### Task brief
Repeat what the lines below say, word for word, and skip every image.

Start of Listed entries

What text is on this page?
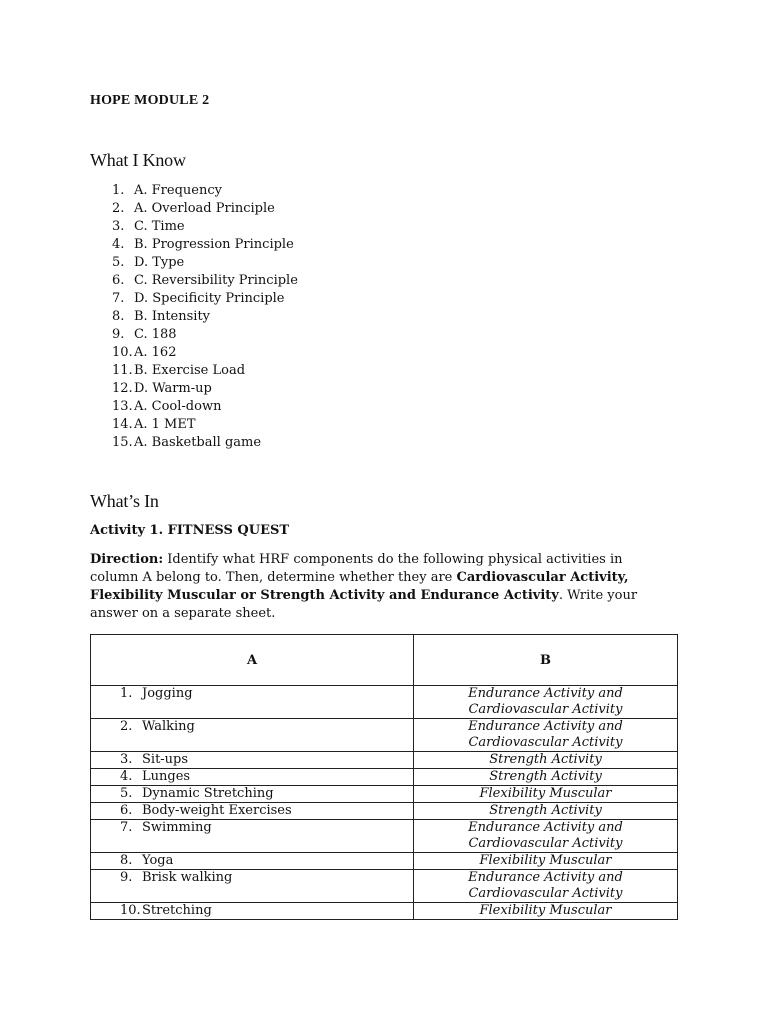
HOPE MODULE 2
What I Know
1. A. Frequency
2. A. Overload Principle
3. C. Time
4. B. Progression Principle
5. D. Type
6. C. Reversibility Principle
7. D. Specificity Principle
8. B. Intensity
9. C. 188
10.A. 162
11.B. Exercise Load
12.D. Warm-up
13.A. Cool-down
14.A. 1 MET
15.A. Basketball game
What’s In
Activity 1. FITNESS QUEST
Direction: Identify what HRF components do the following physical activities in column A belong to. Then, determine whether they are Cardiovascular Activity, Flexibility Muscular or Strength Activity and Endurance Activity. Write your answer on a separate sheet.
A	B
1. Jogging	Endurance Activity and
Cardiovascular Activity

2. Walking	Endurance Activity and
Cardiovascular Activity

3. Sit-ups	Strength Activity

4. Lunges	Strength Activity

5. Dynamic Stretching	Flexibility Muscular

6. Body-weight Exercises	Strength Activity

7. Swimming	Endurance Activity and
Cardiovascular Activity

8. Yoga	Flexibility Muscular

9. Brisk walking	Endurance Activity and
Cardiovascular Activity

10.Stretching	Flexibility Muscular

End of Listed entries

### Exercise answer
What text is on this page?
HOPE MODULE 2
What I Know
1. A. Frequency
2. A. Overload Principle
3. C. Time
4. B. Progression Principle
5. D. Type
6. C. Reversibility Principle
7. D. Specificity Principle
8. B. Intensity
9. C. 188
10.A. 162
11.B. Exercise Load
12.D. Warm-up
13.A. Cool-down
14.A. 1 MET
15.A. Basketball game
What’s In
Activity 1. FITNESS QUEST
Direction: Identify what HRF components do the following physical activities in column A belong to. Then, determine whether they are Cardiovascular Activity, Flexibility Muscular or Strength Activity and Endurance Activity. Write your answer on a separate sheet.
A	B
1. Jogging	Endurance Activity and
Cardiovascular Activity

2. Walking	Endurance Activity and
Cardiovascular Activity

3. Sit-ups	Strength Activity

4. Lunges	Strength Activity

5. Dynamic Stretching	Flexibility Muscular

6. Body-weight Exercises	Strength Activity

7. Swimming	Endurance Activity and
Cardiovascular Activity

8. Yoga	Flexibility Muscular

9. Brisk walking	Endurance Activity and
Cardiovascular Activity

10.Stretching	Flexibility Muscular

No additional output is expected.